TASK DESCRIPTION: Your task is to output the entries below word for word.

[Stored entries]
============
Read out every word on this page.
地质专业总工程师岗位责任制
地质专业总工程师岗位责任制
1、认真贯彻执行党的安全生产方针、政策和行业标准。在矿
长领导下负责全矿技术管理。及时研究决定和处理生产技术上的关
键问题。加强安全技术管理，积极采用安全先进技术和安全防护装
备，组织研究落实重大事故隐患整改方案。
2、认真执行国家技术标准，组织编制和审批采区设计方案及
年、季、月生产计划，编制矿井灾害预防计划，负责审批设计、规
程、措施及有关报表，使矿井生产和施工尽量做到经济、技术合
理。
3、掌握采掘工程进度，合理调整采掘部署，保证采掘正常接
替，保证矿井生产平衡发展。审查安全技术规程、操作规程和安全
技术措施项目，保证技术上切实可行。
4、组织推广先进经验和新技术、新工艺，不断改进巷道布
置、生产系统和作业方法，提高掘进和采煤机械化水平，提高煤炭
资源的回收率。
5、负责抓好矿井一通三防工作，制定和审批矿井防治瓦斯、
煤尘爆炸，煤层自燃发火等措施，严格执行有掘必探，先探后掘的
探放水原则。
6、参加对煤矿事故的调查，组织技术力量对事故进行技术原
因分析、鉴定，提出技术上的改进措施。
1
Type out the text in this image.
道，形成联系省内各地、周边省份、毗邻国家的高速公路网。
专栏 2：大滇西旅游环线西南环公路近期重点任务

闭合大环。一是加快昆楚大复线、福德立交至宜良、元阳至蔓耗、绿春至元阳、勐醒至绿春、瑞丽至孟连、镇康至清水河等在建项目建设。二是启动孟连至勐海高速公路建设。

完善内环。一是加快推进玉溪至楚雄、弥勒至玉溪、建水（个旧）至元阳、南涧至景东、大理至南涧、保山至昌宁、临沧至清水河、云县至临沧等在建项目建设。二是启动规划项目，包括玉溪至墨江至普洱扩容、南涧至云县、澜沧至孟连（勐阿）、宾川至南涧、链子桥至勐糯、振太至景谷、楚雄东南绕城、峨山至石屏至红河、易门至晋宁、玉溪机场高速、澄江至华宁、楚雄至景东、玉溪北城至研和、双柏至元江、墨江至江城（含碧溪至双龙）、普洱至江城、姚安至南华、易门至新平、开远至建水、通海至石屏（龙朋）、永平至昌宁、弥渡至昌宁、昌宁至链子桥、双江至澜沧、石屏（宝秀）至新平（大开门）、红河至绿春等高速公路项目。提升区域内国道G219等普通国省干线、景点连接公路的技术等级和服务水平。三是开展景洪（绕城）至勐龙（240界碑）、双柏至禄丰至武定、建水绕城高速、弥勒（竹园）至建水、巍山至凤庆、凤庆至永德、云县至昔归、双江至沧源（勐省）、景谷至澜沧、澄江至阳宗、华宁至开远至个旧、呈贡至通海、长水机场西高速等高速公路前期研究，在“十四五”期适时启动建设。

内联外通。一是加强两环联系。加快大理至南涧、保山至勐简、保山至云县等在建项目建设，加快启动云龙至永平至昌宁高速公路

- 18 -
============
ANSWER TO THE PROBLEM:
Read out every word on this page.
地质专业总工程师岗位责任制
地质专业总工程师岗位责任制
1、认真贯彻执行党的安全生产方针、政策和行业标准。在矿
长领导下负责全矿技术管理。及时研究决定和处理生产技术上的关
键问题。加强安全技术管理，积极采用安全先进技术和安全防护装
备，组织研究落实重大事故隐患整改方案。
2、认真执行国家技术标准，组织编制和审批采区设计方案及
年、季、月生产计划，编制矿井灾害预防计划，负责审批设计、规
程、措施及有关报表，使矿井生产和施工尽量做到经济、技术合
理。
3、掌握采掘工程进度，合理调整采掘部署，保证采掘正常接
替，保证矿井生产平衡发展。审查安全技术规程、操作规程和安全
技术措施项目，保证技术上切实可行。
4、组织推广先进经验和新技术、新工艺，不断改进巷道布
置、生产系统和作业方法，提高掘进和采煤机械化水平，提高煤炭
资源的回收率。
5、负责抓好矿井一通三防工作，制定和审批矿井防治瓦斯、
煤尘爆炸，煤层自燃发火等措施，严格执行有掘必探，先探后掘的
探放水原则。
6、参加对煤矿事故的调查，组织技术力量对事故进行技术原
因分析、鉴定，提出技术上的改进措施。
1
Type out the text in this image.
道，形成联系省内各地、周边省份、毗邻国家的高速公路网。
专栏 2：大滇西旅游环线西南环公路近期重点任务

闭合大环。一是加快昆楚大复线、福德立交至宜良、元阳至蔓耗、绿春至元阳、勐醒至绿春、瑞丽至孟连、镇康至清水河等在建项目建设。二是启动孟连至勐海高速公路建设。

完善内环。一是加快推进玉溪至楚雄、弥勒至玉溪、建水（个旧）至元阳、南涧至景东、大理至南涧、保山至昌宁、临沧至清水河、云县至临沧等在建项目建设。二是启动规划项目，包括玉溪至墨江至普洱扩容、南涧至云县、澜沧至孟连（勐阿）、宾川至南涧、链子桥至勐糯、振太至景谷、楚雄东南绕城、峨山至石屏至红河、易门至晋宁、玉溪机场高速、澄江至华宁、楚雄至景东、玉溪北城至研和、双柏至元江、墨江至江城（含碧溪至双龙）、普洱至江城、姚安至南华、易门至新平、开远至建水、通海至石屏（龙朋）、永平至昌宁、弥渡至昌宁、昌宁至链子桥、双江至澜沧、石屏（宝秀）至新平（大开门）、红河至绿春等高速公路项目。提升区域内国道G219等普通国省干线、景点连接公路的技术等级和服务水平。三是开展景洪（绕城）至勐龙（240界碑）、双柏至禄丰至武定、建水绕城高速、弥勒（竹园）至建水、巍山至凤庆、凤庆至永德、云县至昔归、双江至沧源（勐省）、景谷至澜沧、澄江至阳宗、华宁至开远至个旧、呈贡至通海、长水机场西高速等高速公路前期研究，在“十四五”期适时启动建设。

内联外通。一是加强两环联系。加快大理至南涧、保山至勐简、保山至云县等在建项目建设，加快启动云龙至永平至昌宁高速公路

- 18 -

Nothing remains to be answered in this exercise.